• _Extracted data_:
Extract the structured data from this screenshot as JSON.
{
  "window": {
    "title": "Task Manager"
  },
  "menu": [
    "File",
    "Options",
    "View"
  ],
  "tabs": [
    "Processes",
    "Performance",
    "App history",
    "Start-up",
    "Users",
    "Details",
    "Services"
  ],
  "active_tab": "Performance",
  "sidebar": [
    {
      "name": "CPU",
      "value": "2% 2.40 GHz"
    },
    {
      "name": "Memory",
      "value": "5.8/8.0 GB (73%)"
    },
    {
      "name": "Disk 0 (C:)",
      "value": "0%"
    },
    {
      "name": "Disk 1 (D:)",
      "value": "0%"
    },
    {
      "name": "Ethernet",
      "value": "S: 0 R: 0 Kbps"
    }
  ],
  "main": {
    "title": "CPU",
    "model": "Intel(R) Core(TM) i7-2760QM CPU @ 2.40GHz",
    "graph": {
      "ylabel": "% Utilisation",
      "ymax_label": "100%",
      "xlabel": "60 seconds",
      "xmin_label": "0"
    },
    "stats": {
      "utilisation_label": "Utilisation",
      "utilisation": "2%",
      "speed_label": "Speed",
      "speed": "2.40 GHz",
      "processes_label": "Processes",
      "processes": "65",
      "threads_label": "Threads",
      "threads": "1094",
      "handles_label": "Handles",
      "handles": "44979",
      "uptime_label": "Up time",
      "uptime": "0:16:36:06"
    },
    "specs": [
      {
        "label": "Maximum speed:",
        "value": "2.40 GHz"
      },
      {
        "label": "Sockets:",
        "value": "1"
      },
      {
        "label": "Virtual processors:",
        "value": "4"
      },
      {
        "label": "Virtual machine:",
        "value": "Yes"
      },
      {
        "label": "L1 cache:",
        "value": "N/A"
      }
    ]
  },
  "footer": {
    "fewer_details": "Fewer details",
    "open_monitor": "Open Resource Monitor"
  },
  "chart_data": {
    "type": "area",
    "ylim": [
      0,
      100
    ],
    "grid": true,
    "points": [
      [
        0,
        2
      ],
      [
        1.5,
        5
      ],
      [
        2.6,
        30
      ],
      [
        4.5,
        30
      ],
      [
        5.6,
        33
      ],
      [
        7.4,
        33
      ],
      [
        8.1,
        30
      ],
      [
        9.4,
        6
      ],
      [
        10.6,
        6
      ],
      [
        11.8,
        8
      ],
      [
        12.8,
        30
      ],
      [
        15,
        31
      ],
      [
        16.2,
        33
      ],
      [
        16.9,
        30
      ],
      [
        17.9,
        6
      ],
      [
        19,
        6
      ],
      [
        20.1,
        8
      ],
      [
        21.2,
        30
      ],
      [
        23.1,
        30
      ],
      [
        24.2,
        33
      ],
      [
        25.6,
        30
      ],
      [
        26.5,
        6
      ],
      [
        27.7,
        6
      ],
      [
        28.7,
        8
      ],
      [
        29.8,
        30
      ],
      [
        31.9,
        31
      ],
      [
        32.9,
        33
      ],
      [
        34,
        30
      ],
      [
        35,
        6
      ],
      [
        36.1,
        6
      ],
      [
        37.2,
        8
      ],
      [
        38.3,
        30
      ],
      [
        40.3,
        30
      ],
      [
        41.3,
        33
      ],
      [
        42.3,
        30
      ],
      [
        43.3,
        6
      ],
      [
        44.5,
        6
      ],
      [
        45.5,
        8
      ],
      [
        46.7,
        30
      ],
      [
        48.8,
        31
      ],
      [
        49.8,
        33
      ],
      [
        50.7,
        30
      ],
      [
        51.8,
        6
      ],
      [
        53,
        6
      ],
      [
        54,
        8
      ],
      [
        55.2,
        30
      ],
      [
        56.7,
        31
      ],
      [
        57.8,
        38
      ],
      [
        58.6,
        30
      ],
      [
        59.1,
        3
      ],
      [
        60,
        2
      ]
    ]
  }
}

• _Set task_:
Show all lines from the data above in which the word "Virtual" appears.

• _Written answer_:
        "label": "Virtual processors:",
        "label": "Virtual machine:",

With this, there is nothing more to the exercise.